OBJECTIVE
Reproduce each record below exactly as written.

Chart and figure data
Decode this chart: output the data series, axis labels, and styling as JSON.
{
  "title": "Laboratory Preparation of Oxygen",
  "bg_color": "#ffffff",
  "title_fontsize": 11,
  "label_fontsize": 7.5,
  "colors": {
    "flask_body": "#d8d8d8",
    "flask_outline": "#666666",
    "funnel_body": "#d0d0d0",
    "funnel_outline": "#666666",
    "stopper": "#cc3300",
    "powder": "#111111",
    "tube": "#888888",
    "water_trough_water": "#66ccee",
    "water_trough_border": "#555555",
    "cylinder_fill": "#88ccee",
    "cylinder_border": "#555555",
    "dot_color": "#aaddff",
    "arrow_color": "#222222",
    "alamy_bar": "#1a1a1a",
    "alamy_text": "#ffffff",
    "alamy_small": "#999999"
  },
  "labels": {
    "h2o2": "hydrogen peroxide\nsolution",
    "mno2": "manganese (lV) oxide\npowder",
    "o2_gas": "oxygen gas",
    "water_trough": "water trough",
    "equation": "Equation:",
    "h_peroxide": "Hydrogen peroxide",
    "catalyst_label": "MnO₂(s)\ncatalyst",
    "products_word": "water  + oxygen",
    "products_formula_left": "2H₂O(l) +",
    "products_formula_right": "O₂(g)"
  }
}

RESULT OF THIS TASK
Decode this chart: output the data series, axis labels, and styling as JSON.
{
  "title": "Laboratory Preparation of Oxygen",
  "bg_color": "#ffffff",
  "title_fontsize": 11,
  "label_fontsize": 7.5,
  "colors": {
    "flask_body": "#d8d8d8",
    "flask_outline": "#666666",
    "funnel_body": "#d0d0d0",
    "funnel_outline": "#666666",
    "stopper": "#cc3300",
    "powder": "#111111",
    "tube": "#888888",
    "water_trough_water": "#66ccee",
    "water_trough_border": "#555555",
    "cylinder_fill": "#88ccee",
    "cylinder_border": "#555555",
    "dot_color": "#aaddff",
    "arrow_color": "#222222",
    "alamy_bar": "#1a1a1a",
    "alamy_text": "#ffffff",
    "alamy_small": "#999999"
  },
  "labels": {
    "h2o2": "hydrogen peroxide\nsolution",
    "mno2": "manganese (lV) oxide\npowder",
    "o2_gas": "oxygen gas",
    "water_trough": "water trough",
    "equation": "Equation:",
    "h_peroxide": "Hydrogen peroxide",
    "catalyst_label": "MnO₂(s)\ncatalyst",
    "products_word": "water  + oxygen",
    "products_formula_left": "2H₂O(l) +",
    "products_formula_right": "O₂(g)"
  }
}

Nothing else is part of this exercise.